-- Start of Source material --

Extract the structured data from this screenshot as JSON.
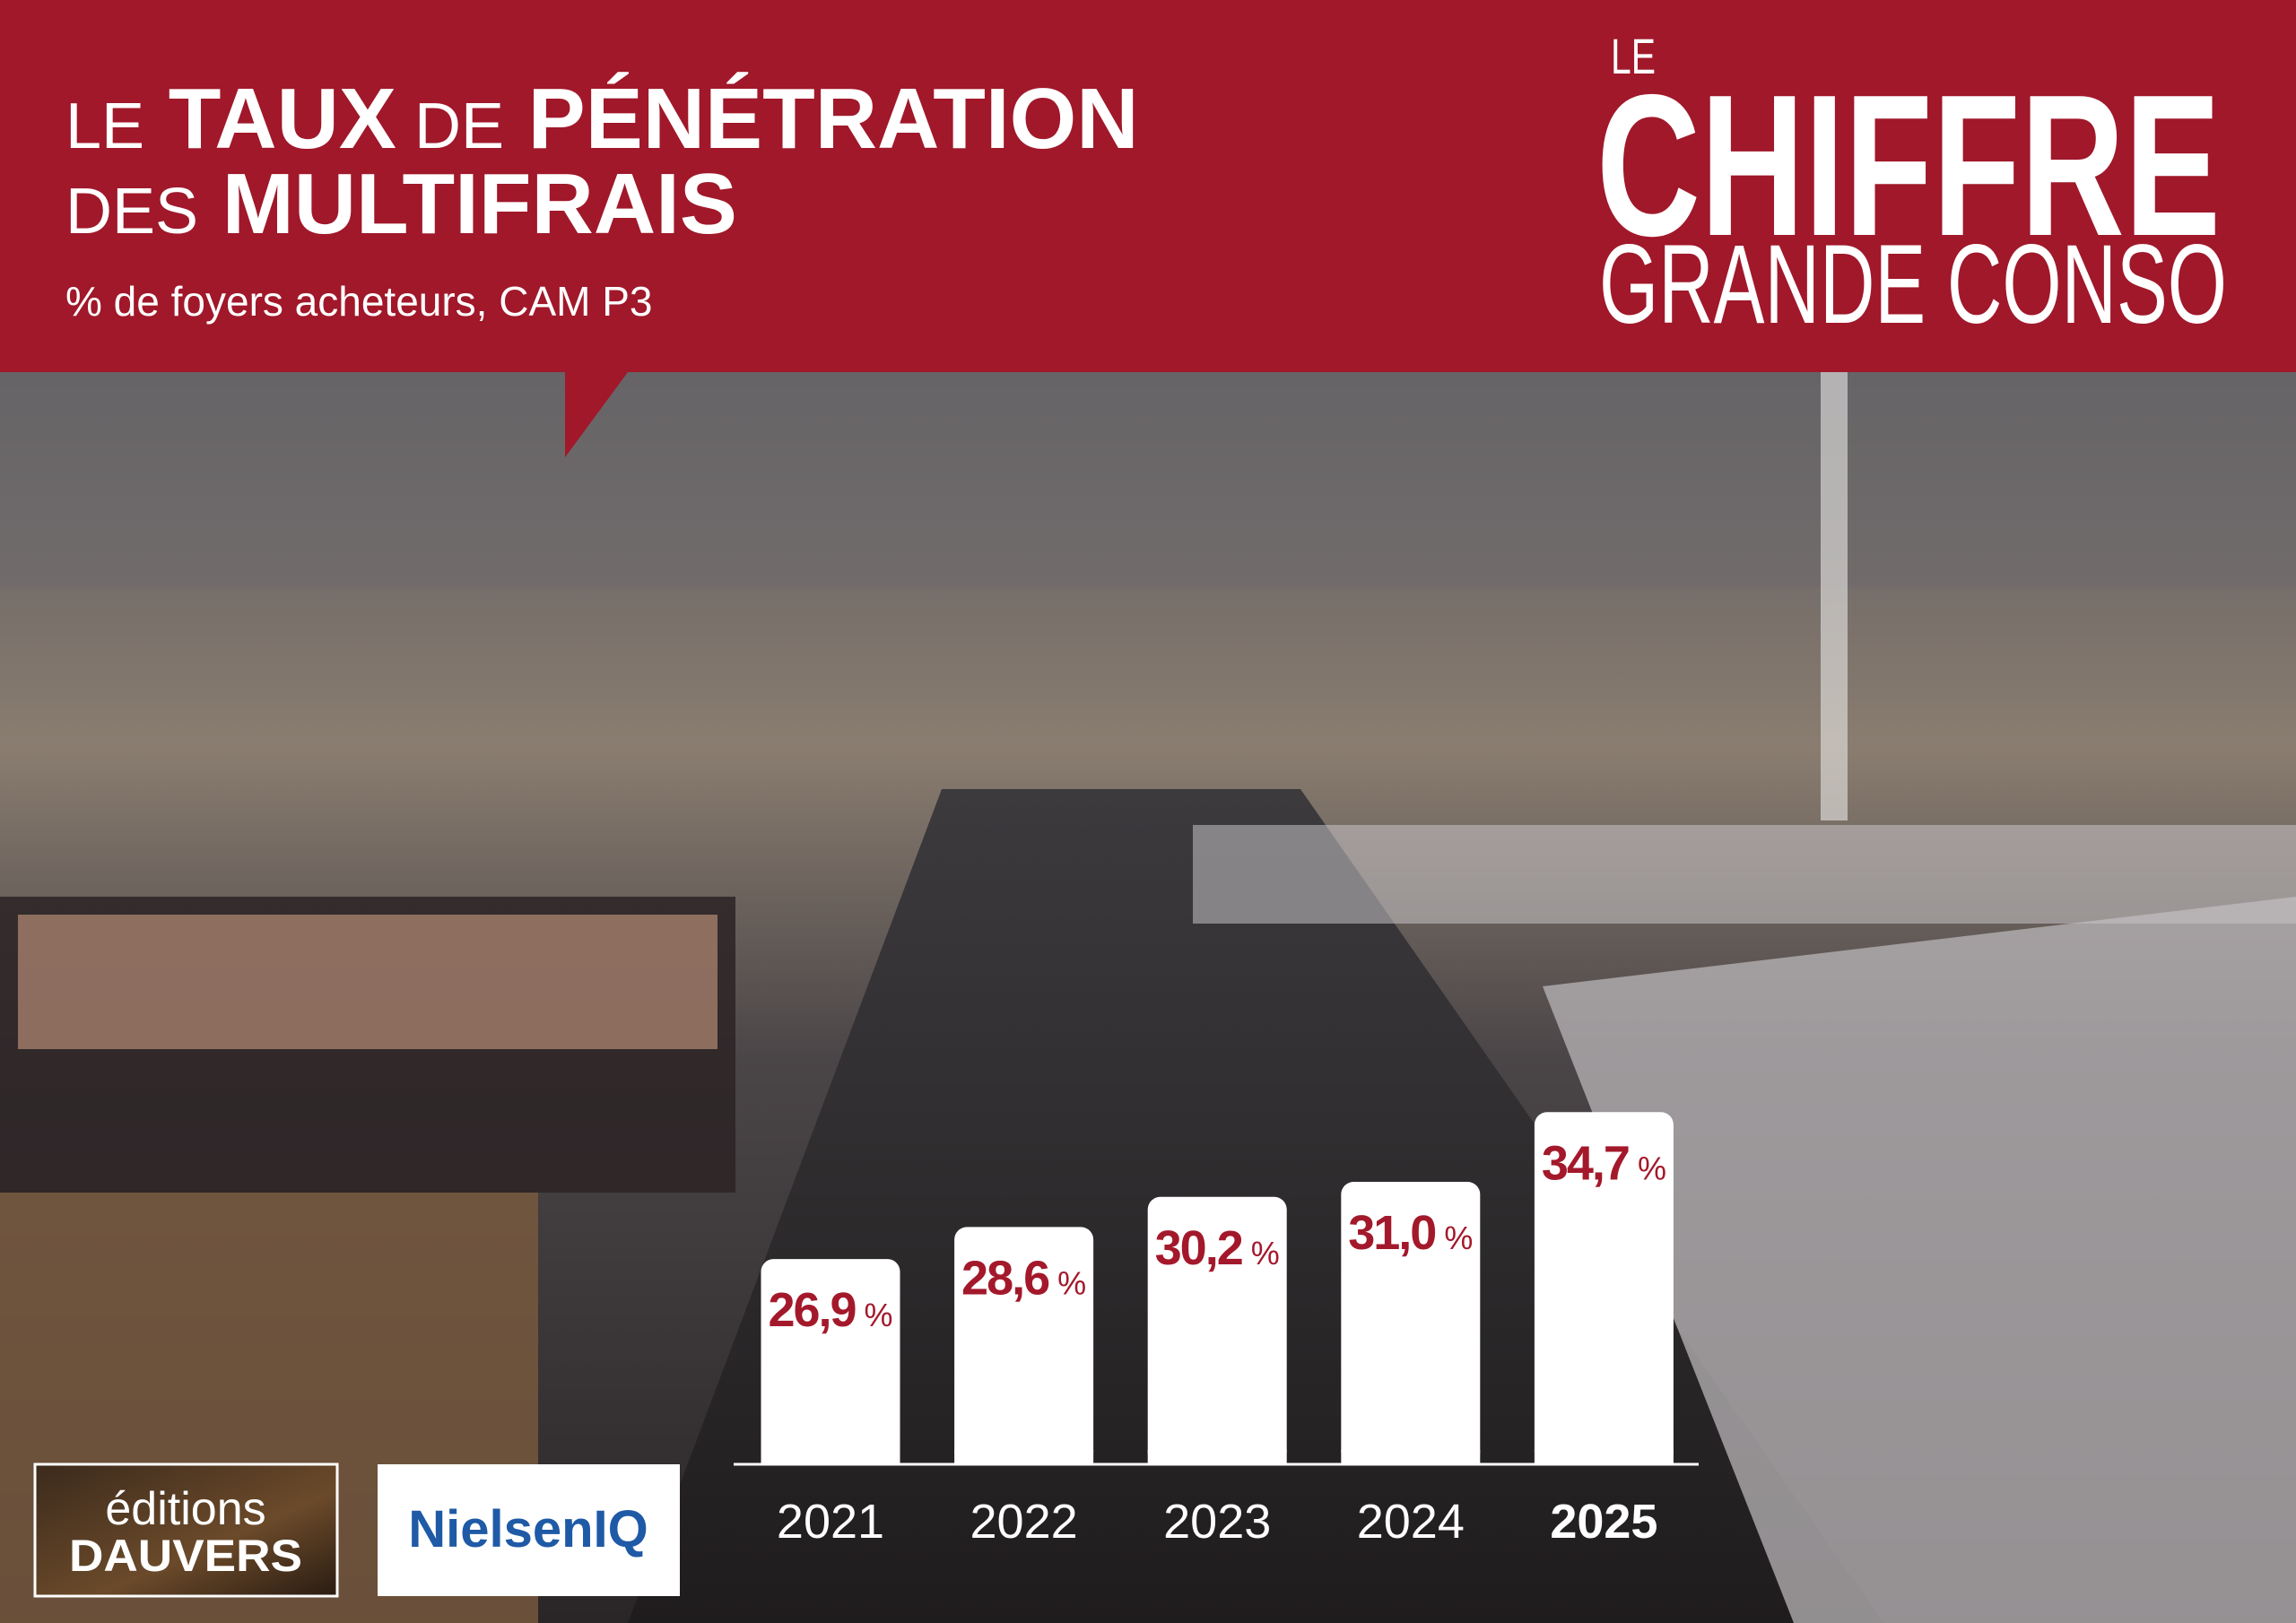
{
  "chart_data": {
    "type": "bar",
    "title": [
      "LE TAUX DE PÉNÉTRATION",
      "DES MULTIFRAIS"
    ],
    "subtitle": "% de foyers acheteurs, CAM P3",
    "brand": {
      "small": "LE",
      "main": "CHIFFRE",
      "sub": "GRANDE CONSO"
    },
    "logos": {
      "publisher": [
        "éditions",
        "DAUVERS"
      ],
      "source": "NielsenIQ"
    },
    "categories": [
      "2021",
      "2022",
      "2023",
      "2024",
      "2025"
    ],
    "values": [
      26.9,
      28.6,
      30.2,
      31.0,
      34.7
    ],
    "value_labels": [
      "26,9 %",
      "28,6 %",
      "30,2 %",
      "31,0 %",
      "34,7 %"
    ],
    "color": "#ffffff",
    "label_color": "#a3192b",
    "ylim": [
      16,
      40
    ]
  }
}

-- End of Source material --

Copy the records exactly as they appear, excluding images.

Extract the structured data from this screenshot as JSON.
{
  "chart_data": {
    "type": "bar",
    "title": [
      "LE TAUX DE PÉNÉTRATION",
      "DES MULTIFRAIS"
    ],
    "subtitle": "% de foyers acheteurs, CAM P3",
    "brand": {
      "small": "LE",
      "main": "CHIFFRE",
      "sub": "GRANDE CONSO"
    },
    "logos": {
      "publisher": [
        "éditions",
        "DAUVERS"
      ],
      "source": "NielsenIQ"
    },
    "categories": [
      "2021",
      "2022",
      "2023",
      "2024",
      "2025"
    ],
    "values": [
      26.9,
      28.6,
      30.2,
      31.0,
      34.7
    ],
    "value_labels": [
      "26,9 %",
      "28,6 %",
      "30,2 %",
      "31,0 %",
      "34,7 %"
    ],
    "color": "#ffffff",
    "label_color": "#a3192b",
    "ylim": [
      16,
      40
    ]
  }
}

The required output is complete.